■ **WRITTEN REQUEST**
Quote the records below in full, exactly as given, with the images taken out.

■ **SOURCE MATERIAL**
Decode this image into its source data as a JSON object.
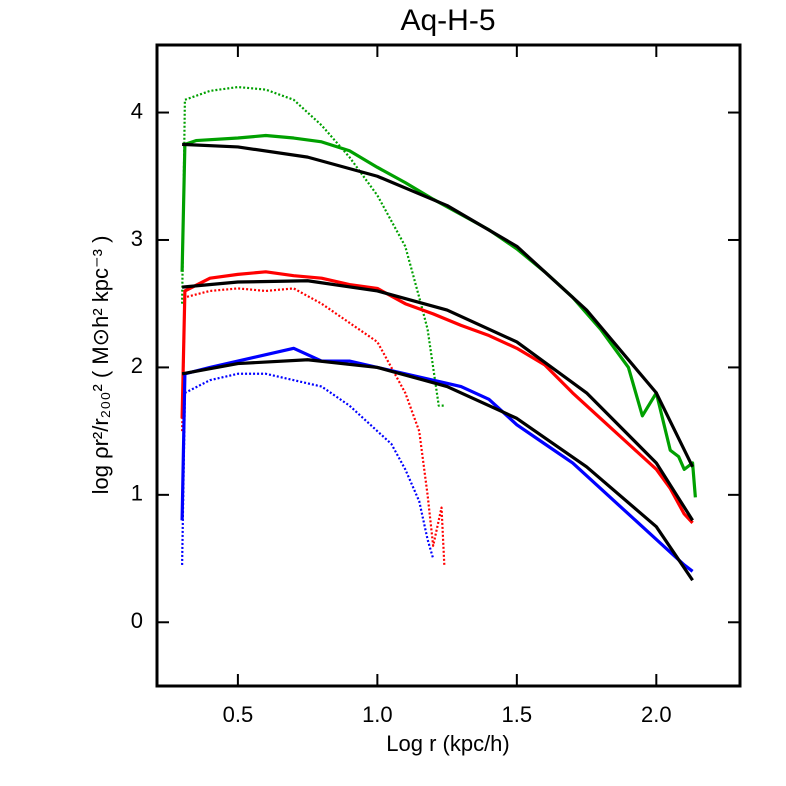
{
  "chart_data": {
    "type": "line",
    "title": "Aq-H-5",
    "xlabel": "Log r (kpc/h)",
    "ylabel": "log ρr²/r₂₀₀² ( M⊙h² kpc⁻³ )",
    "xlim": [
      0.21,
      2.3
    ],
    "ylim": [
      -0.5,
      4.53
    ],
    "xticks": [
      {
        "value": 0.5,
        "label": "0.5"
      },
      {
        "value": 1.0,
        "label": "1.0"
      },
      {
        "value": 1.5,
        "label": "1.5"
      },
      {
        "value": 2.0,
        "label": "2.0"
      }
    ],
    "yticks": [
      0,
      1,
      2,
      3,
      4
    ],
    "series": [
      {
        "color": "#00a000",
        "style": "dotted",
        "x": [
          0.3,
          0.31,
          0.4,
          0.5,
          0.6,
          0.7,
          0.8,
          0.9,
          1.0,
          1.1,
          1.15,
          1.18,
          1.2,
          1.22,
          1.24
        ],
        "values": [
          2.5,
          4.1,
          4.17,
          4.2,
          4.18,
          4.1,
          3.9,
          3.65,
          3.35,
          2.95,
          2.55,
          2.3,
          2.0,
          1.7,
          1.7
        ]
      },
      {
        "color": "#ff0000",
        "style": "dotted",
        "x": [
          0.3,
          0.31,
          0.4,
          0.5,
          0.6,
          0.7,
          0.8,
          0.9,
          1.0,
          1.05,
          1.1,
          1.15,
          1.18,
          1.2,
          1.23,
          1.24
        ],
        "values": [
          1.5,
          2.55,
          2.6,
          2.62,
          2.6,
          2.62,
          2.5,
          2.35,
          2.2,
          2.0,
          1.8,
          1.5,
          1.0,
          0.6,
          0.9,
          0.45
        ]
      },
      {
        "color": "#0000ff",
        "style": "dotted",
        "x": [
          0.3,
          0.31,
          0.4,
          0.5,
          0.6,
          0.7,
          0.8,
          0.9,
          1.0,
          1.05,
          1.1,
          1.15,
          1.18,
          1.2
        ],
        "values": [
          0.45,
          1.8,
          1.9,
          1.95,
          1.95,
          1.9,
          1.85,
          1.7,
          1.5,
          1.4,
          1.2,
          0.95,
          0.65,
          0.5
        ]
      },
      {
        "color": "#00a000",
        "style": "solid",
        "x": [
          0.3,
          0.31,
          0.35,
          0.5,
          0.6,
          0.7,
          0.8,
          0.9,
          1.0,
          1.1,
          1.2,
          1.3,
          1.4,
          1.5,
          1.6,
          1.7,
          1.8,
          1.9,
          1.95,
          2.0,
          2.05,
          2.08,
          2.1,
          2.13,
          2.14
        ],
        "values": [
          2.75,
          3.75,
          3.78,
          3.8,
          3.82,
          3.8,
          3.77,
          3.7,
          3.57,
          3.45,
          3.32,
          3.2,
          3.08,
          2.93,
          2.75,
          2.55,
          2.3,
          2.0,
          1.62,
          1.8,
          1.35,
          1.3,
          1.2,
          1.25,
          0.98
        ]
      },
      {
        "color": "#ff0000",
        "style": "solid",
        "x": [
          0.3,
          0.31,
          0.4,
          0.5,
          0.6,
          0.7,
          0.8,
          0.9,
          1.0,
          1.1,
          1.2,
          1.3,
          1.4,
          1.5,
          1.6,
          1.7,
          1.8,
          1.9,
          2.0,
          2.05,
          2.1,
          2.13
        ],
        "values": [
          1.6,
          2.6,
          2.7,
          2.73,
          2.75,
          2.72,
          2.7,
          2.65,
          2.62,
          2.5,
          2.42,
          2.33,
          2.25,
          2.15,
          2.02,
          1.8,
          1.6,
          1.4,
          1.2,
          1.05,
          0.85,
          0.78
        ]
      },
      {
        "color": "#0000ff",
        "style": "solid",
        "x": [
          0.3,
          0.31,
          0.4,
          0.5,
          0.6,
          0.7,
          0.8,
          0.9,
          1.0,
          1.1,
          1.2,
          1.3,
          1.4,
          1.5,
          1.6,
          1.7,
          1.8,
          1.9,
          2.0,
          2.1,
          2.13
        ],
        "values": [
          0.8,
          1.95,
          2.0,
          2.05,
          2.1,
          2.15,
          2.05,
          2.05,
          2.0,
          1.95,
          1.9,
          1.85,
          1.75,
          1.55,
          1.4,
          1.25,
          1.05,
          0.85,
          0.65,
          0.45,
          0.4
        ]
      },
      {
        "color": "#000000",
        "style": "solid",
        "x": [
          0.3,
          0.5,
          0.75,
          1.0,
          1.25,
          1.5,
          1.75,
          2.0,
          2.13
        ],
        "values": [
          3.75,
          3.73,
          3.65,
          3.5,
          3.27,
          2.95,
          2.45,
          1.8,
          1.22
        ]
      },
      {
        "color": "#000000",
        "style": "solid",
        "x": [
          0.3,
          0.5,
          0.75,
          1.0,
          1.25,
          1.5,
          1.75,
          2.0,
          2.13
        ],
        "values": [
          2.63,
          2.67,
          2.68,
          2.6,
          2.45,
          2.2,
          1.8,
          1.25,
          0.8
        ]
      },
      {
        "color": "#000000",
        "style": "solid",
        "x": [
          0.3,
          0.5,
          0.75,
          1.0,
          1.25,
          1.5,
          1.75,
          2.0,
          2.13
        ],
        "values": [
          1.95,
          2.03,
          2.06,
          2.0,
          1.85,
          1.6,
          1.22,
          0.75,
          0.33
        ]
      }
    ]
  }
}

■ **EXPECTED ANSWER**
Decode this image into its source data as a JSON object.
{
  "chart_data": {
    "type": "line",
    "title": "Aq-H-5",
    "xlabel": "Log r (kpc/h)",
    "ylabel": "log ρr²/r₂₀₀² ( M⊙h² kpc⁻³ )",
    "xlim": [
      0.21,
      2.3
    ],
    "ylim": [
      -0.5,
      4.53
    ],
    "xticks": [
      {
        "value": 0.5,
        "label": "0.5"
      },
      {
        "value": 1.0,
        "label": "1.0"
      },
      {
        "value": 1.5,
        "label": "1.5"
      },
      {
        "value": 2.0,
        "label": "2.0"
      }
    ],
    "yticks": [
      0,
      1,
      2,
      3,
      4
    ],
    "series": [
      {
        "color": "#00a000",
        "style": "dotted",
        "x": [
          0.3,
          0.31,
          0.4,
          0.5,
          0.6,
          0.7,
          0.8,
          0.9,
          1.0,
          1.1,
          1.15,
          1.18,
          1.2,
          1.22,
          1.24
        ],
        "values": [
          2.5,
          4.1,
          4.17,
          4.2,
          4.18,
          4.1,
          3.9,
          3.65,
          3.35,
          2.95,
          2.55,
          2.3,
          2.0,
          1.7,
          1.7
        ]
      },
      {
        "color": "#ff0000",
        "style": "dotted",
        "x": [
          0.3,
          0.31,
          0.4,
          0.5,
          0.6,
          0.7,
          0.8,
          0.9,
          1.0,
          1.05,
          1.1,
          1.15,
          1.18,
          1.2,
          1.23,
          1.24
        ],
        "values": [
          1.5,
          2.55,
          2.6,
          2.62,
          2.6,
          2.62,
          2.5,
          2.35,
          2.2,
          2.0,
          1.8,
          1.5,
          1.0,
          0.6,
          0.9,
          0.45
        ]
      },
      {
        "color": "#0000ff",
        "style": "dotted",
        "x": [
          0.3,
          0.31,
          0.4,
          0.5,
          0.6,
          0.7,
          0.8,
          0.9,
          1.0,
          1.05,
          1.1,
          1.15,
          1.18,
          1.2
        ],
        "values": [
          0.45,
          1.8,
          1.9,
          1.95,
          1.95,
          1.9,
          1.85,
          1.7,
          1.5,
          1.4,
          1.2,
          0.95,
          0.65,
          0.5
        ]
      },
      {
        "color": "#00a000",
        "style": "solid",
        "x": [
          0.3,
          0.31,
          0.35,
          0.5,
          0.6,
          0.7,
          0.8,
          0.9,
          1.0,
          1.1,
          1.2,
          1.3,
          1.4,
          1.5,
          1.6,
          1.7,
          1.8,
          1.9,
          1.95,
          2.0,
          2.05,
          2.08,
          2.1,
          2.13,
          2.14
        ],
        "values": [
          2.75,
          3.75,
          3.78,
          3.8,
          3.82,
          3.8,
          3.77,
          3.7,
          3.57,
          3.45,
          3.32,
          3.2,
          3.08,
          2.93,
          2.75,
          2.55,
          2.3,
          2.0,
          1.62,
          1.8,
          1.35,
          1.3,
          1.2,
          1.25,
          0.98
        ]
      },
      {
        "color": "#ff0000",
        "style": "solid",
        "x": [
          0.3,
          0.31,
          0.4,
          0.5,
          0.6,
          0.7,
          0.8,
          0.9,
          1.0,
          1.1,
          1.2,
          1.3,
          1.4,
          1.5,
          1.6,
          1.7,
          1.8,
          1.9,
          2.0,
          2.05,
          2.1,
          2.13
        ],
        "values": [
          1.6,
          2.6,
          2.7,
          2.73,
          2.75,
          2.72,
          2.7,
          2.65,
          2.62,
          2.5,
          2.42,
          2.33,
          2.25,
          2.15,
          2.02,
          1.8,
          1.6,
          1.4,
          1.2,
          1.05,
          0.85,
          0.78
        ]
      },
      {
        "color": "#0000ff",
        "style": "solid",
        "x": [
          0.3,
          0.31,
          0.4,
          0.5,
          0.6,
          0.7,
          0.8,
          0.9,
          1.0,
          1.1,
          1.2,
          1.3,
          1.4,
          1.5,
          1.6,
          1.7,
          1.8,
          1.9,
          2.0,
          2.1,
          2.13
        ],
        "values": [
          0.8,
          1.95,
          2.0,
          2.05,
          2.1,
          2.15,
          2.05,
          2.05,
          2.0,
          1.95,
          1.9,
          1.85,
          1.75,
          1.55,
          1.4,
          1.25,
          1.05,
          0.85,
          0.65,
          0.45,
          0.4
        ]
      },
      {
        "color": "#000000",
        "style": "solid",
        "x": [
          0.3,
          0.5,
          0.75,
          1.0,
          1.25,
          1.5,
          1.75,
          2.0,
          2.13
        ],
        "values": [
          3.75,
          3.73,
          3.65,
          3.5,
          3.27,
          2.95,
          2.45,
          1.8,
          1.22
        ]
      },
      {
        "color": "#000000",
        "style": "solid",
        "x": [
          0.3,
          0.5,
          0.75,
          1.0,
          1.25,
          1.5,
          1.75,
          2.0,
          2.13
        ],
        "values": [
          2.63,
          2.67,
          2.68,
          2.6,
          2.45,
          2.2,
          1.8,
          1.25,
          0.8
        ]
      },
      {
        "color": "#000000",
        "style": "solid",
        "x": [
          0.3,
          0.5,
          0.75,
          1.0,
          1.25,
          1.5,
          1.75,
          2.0,
          2.13
        ],
        "values": [
          1.95,
          2.03,
          2.06,
          2.0,
          1.85,
          1.6,
          1.22,
          0.75,
          0.33
        ]
      }
    ]
  }
}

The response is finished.